_TASK_:
From the data that follows, copy every line holding the string "使舞者佩带的金铃发出清脆的响声".

_DATA FOR THE TASK_:

* START *

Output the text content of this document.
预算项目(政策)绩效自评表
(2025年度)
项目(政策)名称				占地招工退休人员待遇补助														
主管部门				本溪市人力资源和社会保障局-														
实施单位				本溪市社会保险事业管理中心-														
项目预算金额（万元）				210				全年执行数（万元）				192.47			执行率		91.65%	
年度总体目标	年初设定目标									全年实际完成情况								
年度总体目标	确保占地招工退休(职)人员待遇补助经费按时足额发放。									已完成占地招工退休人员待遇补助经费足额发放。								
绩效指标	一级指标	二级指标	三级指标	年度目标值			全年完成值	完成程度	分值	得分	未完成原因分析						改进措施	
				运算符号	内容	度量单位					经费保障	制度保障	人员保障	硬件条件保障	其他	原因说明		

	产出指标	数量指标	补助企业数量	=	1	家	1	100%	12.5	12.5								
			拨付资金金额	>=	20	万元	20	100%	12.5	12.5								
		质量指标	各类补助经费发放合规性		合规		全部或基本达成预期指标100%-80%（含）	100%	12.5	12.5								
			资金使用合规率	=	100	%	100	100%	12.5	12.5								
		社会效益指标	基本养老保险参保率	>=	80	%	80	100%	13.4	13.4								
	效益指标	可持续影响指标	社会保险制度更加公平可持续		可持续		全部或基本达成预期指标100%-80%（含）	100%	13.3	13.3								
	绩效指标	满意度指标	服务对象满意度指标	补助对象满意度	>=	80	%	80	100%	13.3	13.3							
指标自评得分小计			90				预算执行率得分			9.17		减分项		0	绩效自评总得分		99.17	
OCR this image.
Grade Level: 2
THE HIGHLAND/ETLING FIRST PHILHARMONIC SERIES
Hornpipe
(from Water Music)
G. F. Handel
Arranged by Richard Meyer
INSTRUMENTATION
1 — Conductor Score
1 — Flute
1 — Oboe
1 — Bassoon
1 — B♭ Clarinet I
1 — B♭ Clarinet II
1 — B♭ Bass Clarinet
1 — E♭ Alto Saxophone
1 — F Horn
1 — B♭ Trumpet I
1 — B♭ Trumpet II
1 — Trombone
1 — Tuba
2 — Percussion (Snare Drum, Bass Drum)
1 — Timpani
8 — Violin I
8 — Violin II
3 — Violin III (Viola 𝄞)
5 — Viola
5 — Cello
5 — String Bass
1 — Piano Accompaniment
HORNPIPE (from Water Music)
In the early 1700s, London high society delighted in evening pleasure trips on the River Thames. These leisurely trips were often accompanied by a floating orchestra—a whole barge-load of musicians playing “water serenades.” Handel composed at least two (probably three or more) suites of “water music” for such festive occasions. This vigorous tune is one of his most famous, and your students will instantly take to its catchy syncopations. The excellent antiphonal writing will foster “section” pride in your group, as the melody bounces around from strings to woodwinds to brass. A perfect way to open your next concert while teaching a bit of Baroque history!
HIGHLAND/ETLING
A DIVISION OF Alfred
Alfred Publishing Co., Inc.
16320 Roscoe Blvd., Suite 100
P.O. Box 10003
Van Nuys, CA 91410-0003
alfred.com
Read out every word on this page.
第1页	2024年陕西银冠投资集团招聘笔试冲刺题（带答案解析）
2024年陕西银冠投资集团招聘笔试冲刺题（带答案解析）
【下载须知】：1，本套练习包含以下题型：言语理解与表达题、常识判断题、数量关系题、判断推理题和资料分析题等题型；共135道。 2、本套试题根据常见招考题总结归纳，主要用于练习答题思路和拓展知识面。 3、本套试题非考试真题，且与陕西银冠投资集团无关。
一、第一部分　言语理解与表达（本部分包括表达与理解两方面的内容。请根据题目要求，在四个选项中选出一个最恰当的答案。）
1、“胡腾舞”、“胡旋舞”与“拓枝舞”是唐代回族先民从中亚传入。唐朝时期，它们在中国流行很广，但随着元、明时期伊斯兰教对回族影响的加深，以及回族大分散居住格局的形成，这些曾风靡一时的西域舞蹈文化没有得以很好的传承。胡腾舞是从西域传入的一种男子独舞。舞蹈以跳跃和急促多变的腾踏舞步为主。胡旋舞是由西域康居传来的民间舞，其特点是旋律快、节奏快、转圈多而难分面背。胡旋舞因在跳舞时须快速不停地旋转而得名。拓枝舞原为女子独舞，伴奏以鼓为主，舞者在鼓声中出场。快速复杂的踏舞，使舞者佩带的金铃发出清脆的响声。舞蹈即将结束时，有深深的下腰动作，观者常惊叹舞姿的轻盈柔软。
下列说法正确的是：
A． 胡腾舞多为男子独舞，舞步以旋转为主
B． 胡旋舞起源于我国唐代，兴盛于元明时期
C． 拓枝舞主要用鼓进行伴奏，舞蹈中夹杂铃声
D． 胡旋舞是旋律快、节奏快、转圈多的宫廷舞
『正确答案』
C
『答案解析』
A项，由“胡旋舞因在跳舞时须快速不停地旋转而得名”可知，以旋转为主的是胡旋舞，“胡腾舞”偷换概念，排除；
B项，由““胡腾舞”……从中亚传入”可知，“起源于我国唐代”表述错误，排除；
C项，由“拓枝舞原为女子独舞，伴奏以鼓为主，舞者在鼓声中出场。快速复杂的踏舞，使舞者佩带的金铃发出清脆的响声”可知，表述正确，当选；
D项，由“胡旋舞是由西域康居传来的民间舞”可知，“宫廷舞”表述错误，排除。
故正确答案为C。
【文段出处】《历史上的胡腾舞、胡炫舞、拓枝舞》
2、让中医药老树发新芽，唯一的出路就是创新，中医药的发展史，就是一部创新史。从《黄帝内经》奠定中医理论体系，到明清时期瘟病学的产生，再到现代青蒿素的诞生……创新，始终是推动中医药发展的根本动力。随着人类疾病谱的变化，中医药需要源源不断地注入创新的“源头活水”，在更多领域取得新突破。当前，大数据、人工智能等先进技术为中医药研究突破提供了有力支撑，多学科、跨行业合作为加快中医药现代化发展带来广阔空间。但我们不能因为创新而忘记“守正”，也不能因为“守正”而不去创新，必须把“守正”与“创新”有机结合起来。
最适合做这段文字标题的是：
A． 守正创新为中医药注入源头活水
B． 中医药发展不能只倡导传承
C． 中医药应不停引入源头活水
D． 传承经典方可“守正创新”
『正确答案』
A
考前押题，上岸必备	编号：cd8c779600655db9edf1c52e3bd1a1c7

* END *

_COMPLETED TASK_:
1、“胡腾舞”、“胡旋舞”与“拓枝舞”是唐代回族先民从中亚传入。唐朝时期，它们在中国流行很广，但随着元、明时期伊斯兰教对回族影响的加深，以及回族大分散居住格局的形成，这些曾风靡一时的西域舞蹈文化没有得以很好的传承。胡腾舞是从西域传入的一种男子独舞。舞蹈以跳跃和急促多变的腾踏舞步为主。胡旋舞是由西域康居传来的民间舞，其特点是旋律快、节奏快、转圈多而难分面背。胡旋舞因在跳舞时须快速不停地旋转而得名。拓枝舞原为女子独舞，伴奏以鼓为主，舞者在鼓声中出场。快速复杂的踏舞，使舞者佩带的金铃发出清脆的响声。舞蹈即将结束时，有深深的下腰动作，观者常惊叹舞姿的轻盈柔软。
C项，由“拓枝舞原为女子独舞，伴奏以鼓为主，舞者在鼓声中出场。快速复杂的踏舞，使舞者佩带的金铃发出清脆的响声”可知，表述正确，当选；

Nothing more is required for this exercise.